# GIVEN EXERCISE:
Output all records precisely as written.

# START OF EXTRACTED DATA

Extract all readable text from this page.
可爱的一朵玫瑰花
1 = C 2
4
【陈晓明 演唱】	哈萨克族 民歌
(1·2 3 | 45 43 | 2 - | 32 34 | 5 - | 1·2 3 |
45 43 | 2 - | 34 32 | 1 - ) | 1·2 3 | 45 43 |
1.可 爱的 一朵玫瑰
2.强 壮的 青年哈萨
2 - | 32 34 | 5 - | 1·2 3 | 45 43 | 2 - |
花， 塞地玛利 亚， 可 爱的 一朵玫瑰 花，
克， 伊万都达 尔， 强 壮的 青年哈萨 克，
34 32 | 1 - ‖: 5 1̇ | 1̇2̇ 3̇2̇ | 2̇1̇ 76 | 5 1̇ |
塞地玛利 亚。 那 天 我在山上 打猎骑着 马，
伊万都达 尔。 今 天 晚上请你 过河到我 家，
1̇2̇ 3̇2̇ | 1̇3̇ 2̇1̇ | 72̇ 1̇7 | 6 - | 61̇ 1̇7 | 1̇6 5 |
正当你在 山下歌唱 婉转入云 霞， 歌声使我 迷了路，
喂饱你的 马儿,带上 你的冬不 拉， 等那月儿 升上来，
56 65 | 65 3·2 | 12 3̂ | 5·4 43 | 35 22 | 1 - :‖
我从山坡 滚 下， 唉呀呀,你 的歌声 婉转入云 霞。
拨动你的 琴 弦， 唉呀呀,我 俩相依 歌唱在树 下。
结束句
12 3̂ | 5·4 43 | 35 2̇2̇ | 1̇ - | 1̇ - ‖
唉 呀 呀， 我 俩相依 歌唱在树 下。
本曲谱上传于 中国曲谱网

# END OF EXTRACTED DATA

# ANSWER IN FULL:
Extract all readable text from this page.
可爱的一朵玫瑰花
1 = C 2
4
【陈晓明 演唱】	哈萨克族 民歌
(1·2 3 | 45 43 | 2 - | 32 34 | 5 - | 1·2 3 |
45 43 | 2 - | 34 32 | 1 - ) | 1·2 3 | 45 43 |
1.可 爱的 一朵玫瑰
2.强 壮的 青年哈萨
2 - | 32 34 | 5 - | 1·2 3 | 45 43 | 2 - |
花， 塞地玛利 亚， 可 爱的 一朵玫瑰 花，
克， 伊万都达 尔， 强 壮的 青年哈萨 克，
34 32 | 1 - ‖: 5 1̇ | 1̇2̇ 3̇2̇ | 2̇1̇ 76 | 5 1̇ |
塞地玛利 亚。 那 天 我在山上 打猎骑着 马，
伊万都达 尔。 今 天 晚上请你 过河到我 家，
1̇2̇ 3̇2̇ | 1̇3̇ 2̇1̇ | 72̇ 1̇7 | 6 - | 61̇ 1̇7 | 1̇6 5 |
正当你在 山下歌唱 婉转入云 霞， 歌声使我 迷了路，
喂饱你的 马儿,带上 你的冬不 拉， 等那月儿 升上来，
56 65 | 65 3·2 | 12 3̂ | 5·4 43 | 35 22 | 1 - :‖
我从山坡 滚 下， 唉呀呀,你 的歌声 婉转入云 霞。
拨动你的 琴 弦， 唉呀呀,我 俩相依 歌唱在树 下。
结束句
12 3̂ | 5·4 43 | 35 2̇2̇ | 1̇ - | 1̇ - ‖
唉 呀 呀， 我 俩相依 歌唱在树 下。
本曲谱上传于 中国曲谱网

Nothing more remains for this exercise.